What is required >>
Tell how many lines have the string "icon" in them, and write nothing besides the number.

[Dataset entries on figures]
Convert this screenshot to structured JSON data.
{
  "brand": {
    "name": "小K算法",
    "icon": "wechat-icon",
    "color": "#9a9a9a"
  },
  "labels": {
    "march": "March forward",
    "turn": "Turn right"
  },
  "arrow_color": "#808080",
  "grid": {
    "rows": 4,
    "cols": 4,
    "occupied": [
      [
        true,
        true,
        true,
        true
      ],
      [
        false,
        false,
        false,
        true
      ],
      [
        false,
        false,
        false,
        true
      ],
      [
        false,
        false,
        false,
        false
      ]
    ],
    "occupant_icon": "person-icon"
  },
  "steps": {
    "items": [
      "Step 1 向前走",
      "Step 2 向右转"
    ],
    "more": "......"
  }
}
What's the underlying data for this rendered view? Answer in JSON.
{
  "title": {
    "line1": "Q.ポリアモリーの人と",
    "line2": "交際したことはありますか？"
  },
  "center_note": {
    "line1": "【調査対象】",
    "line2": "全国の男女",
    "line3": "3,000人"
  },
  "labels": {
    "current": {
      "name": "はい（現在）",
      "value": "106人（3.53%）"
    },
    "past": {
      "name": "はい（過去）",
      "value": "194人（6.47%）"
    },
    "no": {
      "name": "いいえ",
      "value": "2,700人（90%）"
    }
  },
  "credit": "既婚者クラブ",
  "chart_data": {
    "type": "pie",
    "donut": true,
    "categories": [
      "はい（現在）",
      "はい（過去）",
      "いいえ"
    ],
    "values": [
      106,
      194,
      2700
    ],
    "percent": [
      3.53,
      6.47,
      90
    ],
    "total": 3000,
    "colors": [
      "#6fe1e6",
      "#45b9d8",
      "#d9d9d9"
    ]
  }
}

Response below >>
2